#### Saved entries:
»»

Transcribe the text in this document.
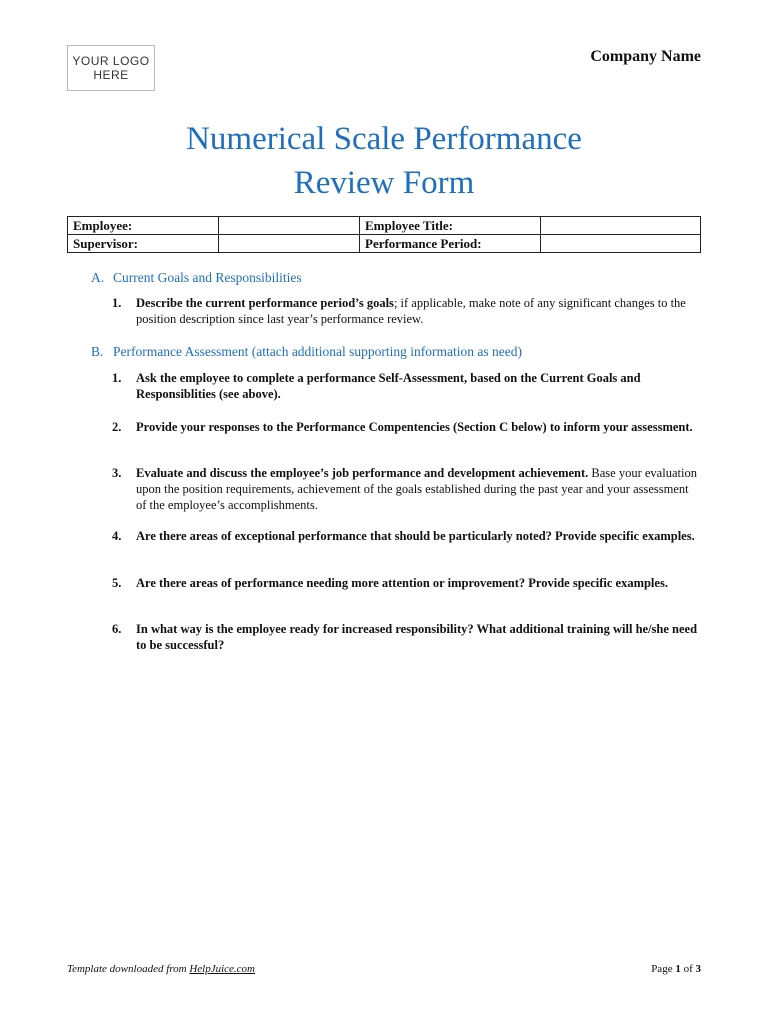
YOUR LOGO
HERE
Company Name
Numerical Scale Performance
Review Form
Employee:		Employee Title:	
Supervisor:		Performance Period:	
A. Current Goals and Responsibilities
1.	Describe the current performance period’s goals; if applicable, make note of any significant changes to the position description since last year’s performance review.
B. Performance Assessment (attach additional supporting information as need)
1.	Ask the employee to complete a performance Self-Assessment, based on the Current Goals and Responsiblities (see above).
2.	Provide your responses to the Performance Compentencies (Section C below) to inform your assessment.
3.	Evaluate and discuss the employee’s job performance and development achievement. Base your evaluation upon the position requirements, achievement of the goals established during the past year and your assessment of the employee’s accomplishments.
4.	Are there areas of exceptional performance that should be particularly noted? Provide specific examples.
5.	Are there areas of performance needing more attention or improvement? Provide specific examples.
6.	In what way is the employee ready for increased responsibility? What additional training will he/she need to be successful?
Template downloaded from HelpJuice.com	Page 1 of 3
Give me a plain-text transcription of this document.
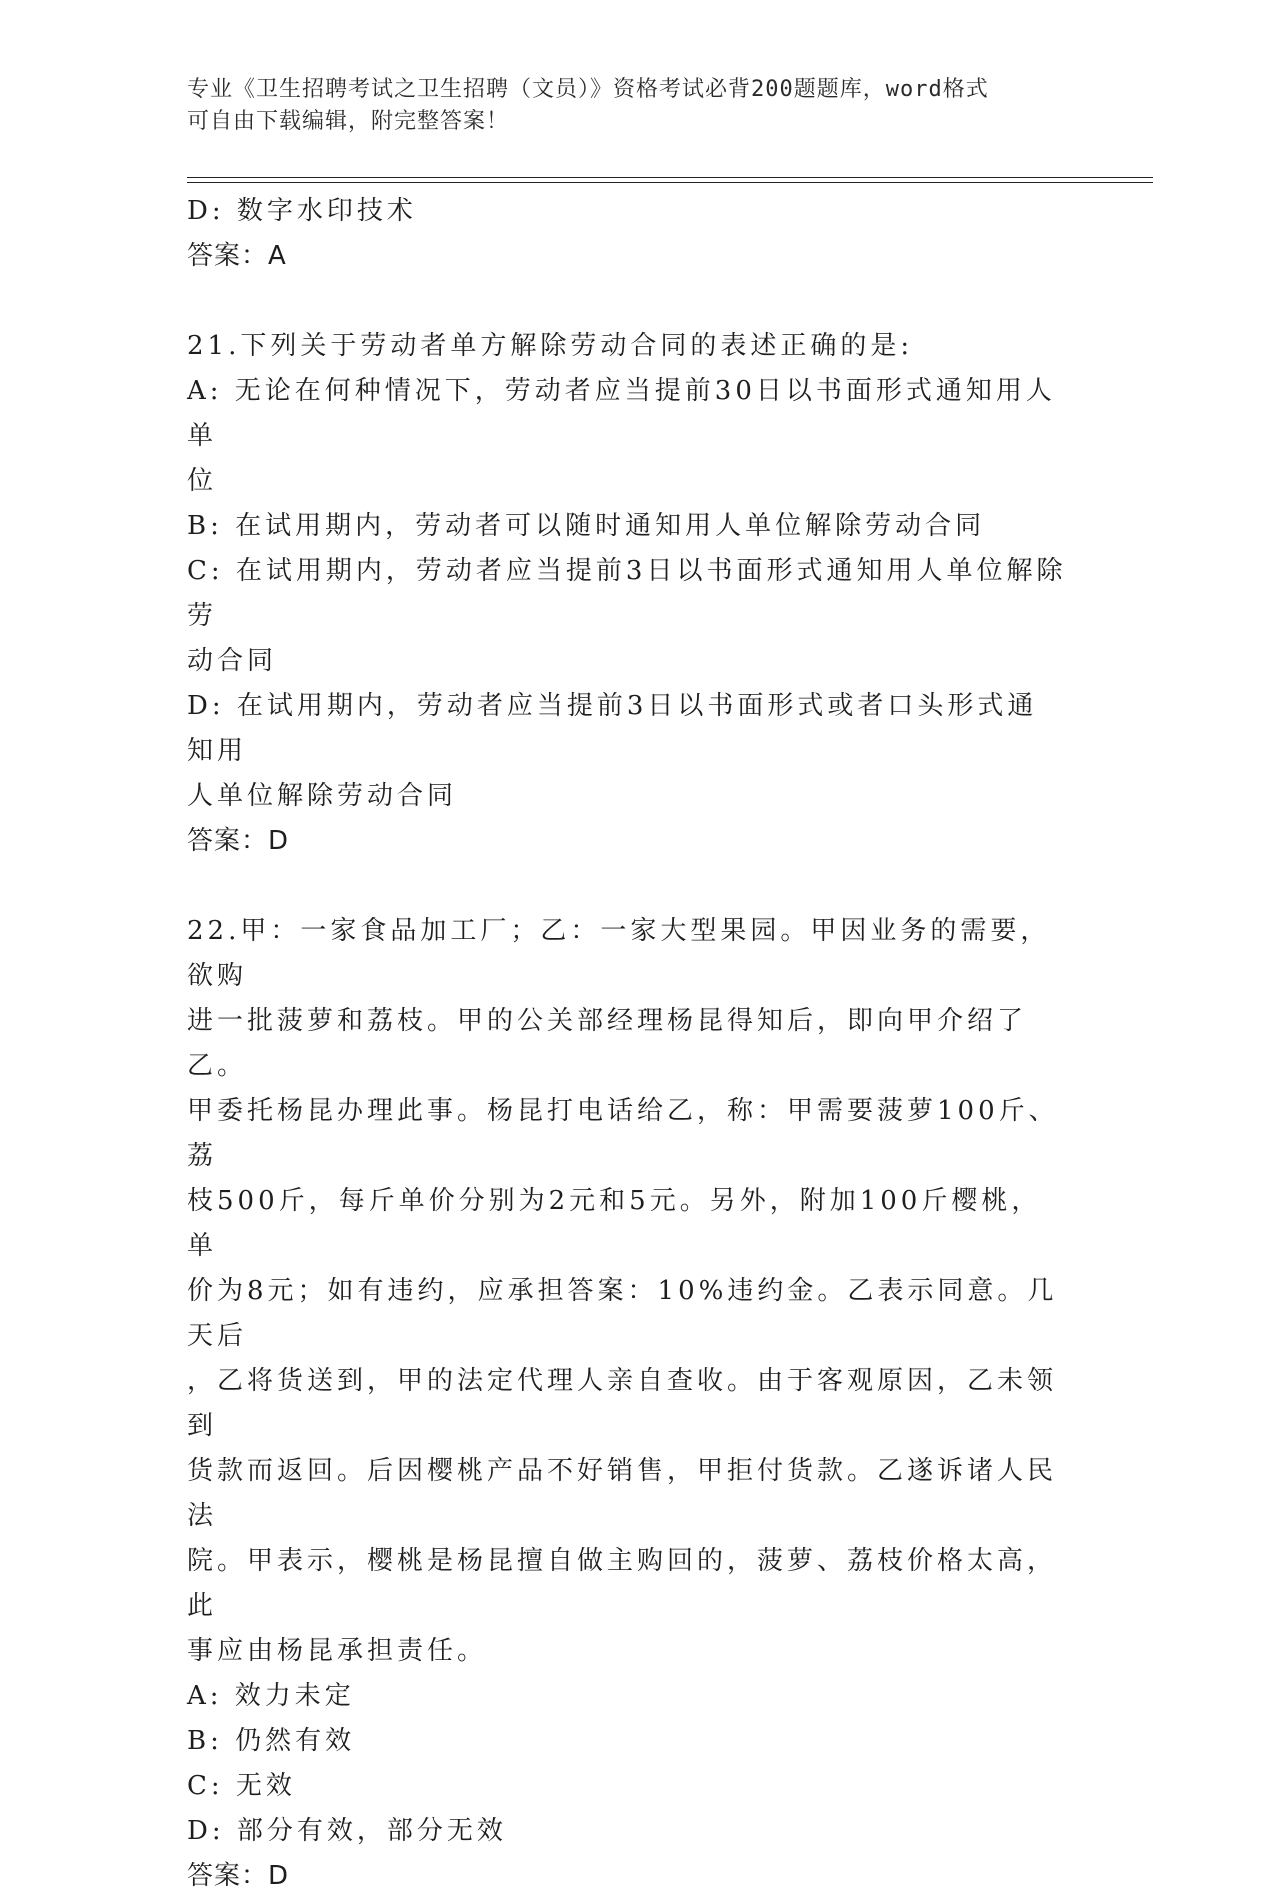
专业《卫生招聘考试之卫生招聘（文员）》资格考试必背200题题库，word格式
可自由下载编辑，附完整答案！
D: 数字水印技术
答案：A
21.下列关于劳动者单方解除劳动合同的表述正确的是:
A: 无论在何种情况下，劳动者应当提前30日以书面形式通知用人单
位
B: 在试用期内，劳动者可以随时通知用人单位解除劳动合同
C: 在试用期内，劳动者应当提前3日以书面形式通知用人单位解除劳
动合同
D: 在试用期内，劳动者应当提前3日以书面形式或者口头形式通知用
人单位解除劳动合同
答案：D
22.甲：一家食品加工厂；乙：一家大型果园。甲因业务的需要，欲购
进一批菠萝和荔枝。甲的公关部经理杨昆得知后，即向甲介绍了乙。
甲委托杨昆办理此事。杨昆打电话给乙，称：甲需要菠萝100斤、荔
枝500斤，每斤单价分别为2元和5元。另外，附加100斤樱桃，单
价为8元；如有违约，应承担答案：10%违约金。乙表示同意。几天后
，乙将货送到，甲的法定代理人亲自查收。由于客观原因，乙未领到
货款而返回。后因樱桃产品不好销售，甲拒付货款。乙遂诉诸人民法
院。甲表示，樱桃是杨昆擅自做主购回的，菠萝、荔枝价格太高，此
事应由杨昆承担责任。
A: 效力未定
B: 仍然有效
C: 无效
D: 部分有效，部分无效
答案：D
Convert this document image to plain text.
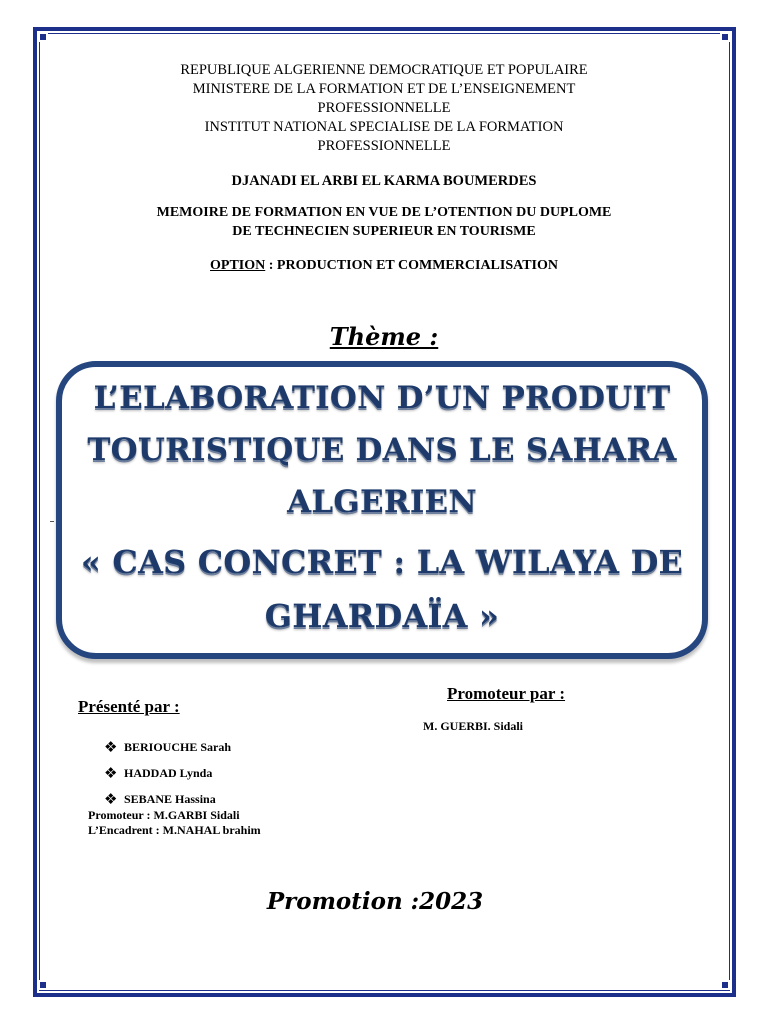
REPUBLIQUE ALGERIENNE DEMOCRATIQUE ET POPULAIRE
MINISTERE DE LA FORMATION ET DE L’ENSEIGNEMENT
PROFESSIONNELLE
INSTITUT NATIONAL SPECIALISE DE LA FORMATION
PROFESSIONNELLE
DJANADI EL ARBI EL KARMA BOUMERDES
MEMOIRE DE FORMATION EN VUE DE L’OTENTION DU DUPLOME
DE TECHNECIEN SUPERIEUR EN TOURISME
OPTION : PRODUCTION ET COMMERCIALISATION
Thème :
L’ELABORATION D’UN PRODUIT
TOURISTIQUE DANS LE SAHARA
ALGERIEN
« CAS CONCRET : LA WILAYA DE
GHARDAÏA »
Présenté par :
❖ BERIOUCHE Sarah
❖ HADDAD Lynda
❖ SEBANE Hassina
Promoteur : M.GARBI Sidali
L’Encadrent : M.NAHAL brahim
Promoteur par :
M. GUERBI. Sidali
Promotion :2023
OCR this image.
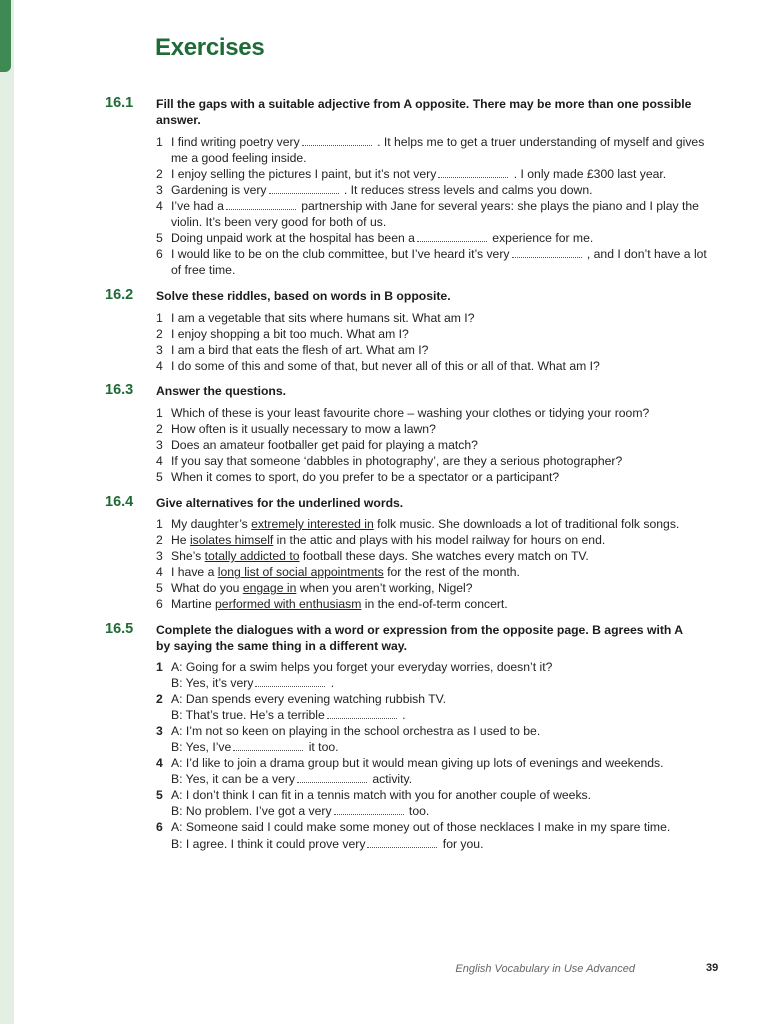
Exercises
16.1 Fill the gaps with a suitable adjective from A opposite. There may be more than one possible answer.
1 I find writing poetry very	. It helps me to get a truer understanding of myself and gives me a good feeling inside.
2 I enjoy selling the pictures I paint, but it’s not very	. I only made £300 last year.
3 Gardening is very	. It reduces stress levels and calms you down.
4 I’ve had a	partnership with Jane for several years: she plays the piano and I play the violin. It’s been very good for both of us.
5 Doing unpaid work at the hospital has been a	experience for me.
6 I would like to be on the club committee, but I’ve heard it’s very	, and I don’t have a lot of free time.
16.2 Solve these riddles, based on words in B opposite.
1 I am a vegetable that sits where humans sit. What am I?
2 I enjoy shopping a bit too much. What am I?
3 I am a bird that eats the flesh of art. What am I?
4 I do some of this and some of that, but never all of this or all of that. What am I?
16.3 Answer the questions.
1 Which of these is your least favourite chore – washing your clothes or tidying your room?
2 How often is it usually necessary to mow a lawn?
3 Does an amateur footballer get paid for playing a match?
4 If you say that someone ‘dabbles in photography’, are they a serious photographer?
5 When it comes to sport, do you prefer to be a spectator or a participant?
16.4 Give alternatives for the underlined words.
1 My daughter’s extremely interested in folk music. She downloads a lot of traditional folk songs.
2 He isolates himself in the attic and plays with his model railway for hours on end.
3 She’s totally addicted to football these days. She watches every match on TV.
4 I have a long list of social appointments for the rest of the month.
5 What do you engage in when you aren’t working, Nigel?
6 Martine performed with enthusiasm in the end-of-term concert.
16.5 Complete the dialogues with a word or expression from the opposite page. B agrees with A by saying the same thing in a different way.
1 A: Going for a swim helps you forget your everyday worries, doesn’t it?
B: Yes, it’s very	.
2 A: Dan spends every evening watching rubbish TV.
B: That’s true. He’s a terrible	.
3 A: I’m not so keen on playing in the school orchestra as I used to be.
B: Yes, I’ve	it too.
4 A: I’d like to join a drama group but it would mean giving up lots of evenings and weekends.
B: Yes, it can be a very	activity.
5 A: I don’t think I can fit in a tennis match with you for another couple of weeks.
B: No problem. I’ve got a very	too.
6 A: Someone said I could make some money out of those necklaces I make in my spare time.
B: I agree. I think it could prove very	for you.
English Vocabulary in Use Advanced	39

««

#### To do:
The listing above must be printed again exactly, minus its pictures.

#### Task output:
Transcribe the text in this document.
YOUR LOGO
HERE
Company Name
Numerical Scale Performance
Review Form
Employee:		Employee Title:	
Supervisor:		Performance Period:	
A. Current Goals and Responsibilities
1.	Describe the current performance period’s goals; if applicable, make note of any significant changes to the position description since last year’s performance review.
B. Performance Assessment (attach additional supporting information as need)
1.	Ask the employee to complete a performance Self-Assessment, based on the Current Goals and Responsiblities (see above).
2.	Provide your responses to the Performance Compentencies (Section C below) to inform your assessment.
3.	Evaluate and discuss the employee’s job performance and development achievement. Base your evaluation upon the position requirements, achievement of the goals established during the past year and your assessment of the employee’s accomplishments.
4.	Are there areas of exceptional performance that should be particularly noted? Provide specific examples.
5.	Are there areas of performance needing more attention or improvement? Provide specific examples.
6.	In what way is the employee ready for increased responsibility? What additional training will he/she need to be successful?
Template downloaded from HelpJuice.com	Page 1 of 3
Give me a plain-text transcription of this document.
专业《卫生招聘考试之卫生招聘（文员）》资格考试必背200题题库，word格式
可自由下载编辑，附完整答案！
D: 数字水印技术
答案：A
21.下列关于劳动者单方解除劳动合同的表述正确的是:
A: 无论在何种情况下，劳动者应当提前30日以书面形式通知用人单
位
B: 在试用期内，劳动者可以随时通知用人单位解除劳动合同
C: 在试用期内，劳动者应当提前3日以书面形式通知用人单位解除劳
动合同
D: 在试用期内，劳动者应当提前3日以书面形式或者口头形式通知用
人单位解除劳动合同
答案：D
22.甲：一家食品加工厂；乙：一家大型果园。甲因业务的需要，欲购
进一批菠萝和荔枝。甲的公关部经理杨昆得知后，即向甲介绍了乙。
甲委托杨昆办理此事。杨昆打电话给乙，称：甲需要菠萝100斤、荔
枝500斤，每斤单价分别为2元和5元。另外，附加100斤樱桃，单
价为8元；如有违约，应承担答案：10%违约金。乙表示同意。几天后
，乙将货送到，甲的法定代理人亲自查收。由于客观原因，乙未领到
货款而返回。后因樱桃产品不好销售，甲拒付货款。乙遂诉诸人民法
院。甲表示，樱桃是杨昆擅自做主购回的，菠萝、荔枝价格太高，此
事应由杨昆承担责任。
A: 效力未定
B: 仍然有效
C: 无效
D: 部分有效，部分无效
答案：D
Convert this document image to plain text.
REPUBLIQUE ALGERIENNE DEMOCRATIQUE ET POPULAIRE
MINISTERE DE LA FORMATION ET DE L’ENSEIGNEMENT
PROFESSIONNELLE
INSTITUT NATIONAL SPECIALISE DE LA FORMATION
PROFESSIONNELLE
DJANADI EL ARBI EL KARMA BOUMERDES
MEMOIRE DE FORMATION EN VUE DE L’OTENTION DU DUPLOME
DE TECHNECIEN SUPERIEUR EN TOURISME
OPTION : PRODUCTION ET COMMERCIALISATION
Thème :
L’ELABORATION D’UN PRODUIT
TOURISTIQUE DANS LE SAHARA
ALGERIEN
« CAS CONCRET : LA WILAYA DE
GHARDAÏA »
Présenté par :
❖ BERIOUCHE Sarah
❖ HADDAD Lynda
❖ SEBANE Hassina
Promoteur : M.GARBI Sidali
L’Encadrent : M.NAHAL brahim
Promoteur par :
M. GUERBI. Sidali
Promotion :2023
OCR this image.
Exercises
16.1 Fill the gaps with a suitable adjective from A opposite. There may be more than one possible answer.
1 I find writing poetry very	. It helps me to get a truer understanding of myself and gives me a good feeling inside.
2 I enjoy selling the pictures I paint, but it’s not very	. I only made £300 last year.
3 Gardening is very	. It reduces stress levels and calms you down.
4 I’ve had a	partnership with Jane for several years: she plays the piano and I play the violin. It’s been very good for both of us.
5 Doing unpaid work at the hospital has been a	experience for me.
6 I would like to be on the club committee, but I’ve heard it’s very	, and I don’t have a lot of free time.
16.2 Solve these riddles, based on words in B opposite.
1 I am a vegetable that sits where humans sit. What am I?
2 I enjoy shopping a bit too much. What am I?
3 I am a bird that eats the flesh of art. What am I?
4 I do some of this and some of that, but never all of this or all of that. What am I?
16.3 Answer the questions.
1 Which of these is your least favourite chore – washing your clothes or tidying your room?
2 How often is it usually necessary to mow a lawn?
3 Does an amateur footballer get paid for playing a match?
4 If you say that someone ‘dabbles in photography’, are they a serious photographer?
5 When it comes to sport, do you prefer to be a spectator or a participant?
16.4 Give alternatives for the underlined words.
1 My daughter’s extremely interested in folk music. She downloads a lot of traditional folk songs.
2 He isolates himself in the attic and plays with his model railway for hours on end.
3 She’s totally addicted to football these days. She watches every match on TV.
4 I have a long list of social appointments for the rest of the month.
5 What do you engage in when you aren’t working, Nigel?
6 Martine performed with enthusiasm in the end-of-term concert.
16.5 Complete the dialogues with a word or expression from the opposite page. B agrees with A by saying the same thing in a different way.
1 A: Going for a swim helps you forget your everyday worries, doesn’t it?
B: Yes, it’s very	.
2 A: Dan spends every evening watching rubbish TV.
B: That’s true. He’s a terrible	.
3 A: I’m not so keen on playing in the school orchestra as I used to be.
B: Yes, I’ve	it too.
4 A: I’d like to join a drama group but it would mean giving up lots of evenings and weekends.
B: Yes, it can be a very	activity.
5 A: I don’t think I can fit in a tennis match with you for another couple of weeks.
B: No problem. I’ve got a very	too.
6 A: Someone said I could make some money out of those necklaces I make in my spare time.
B: I agree. I think it could prove very	for you.
English Vocabulary in Use Advanced	39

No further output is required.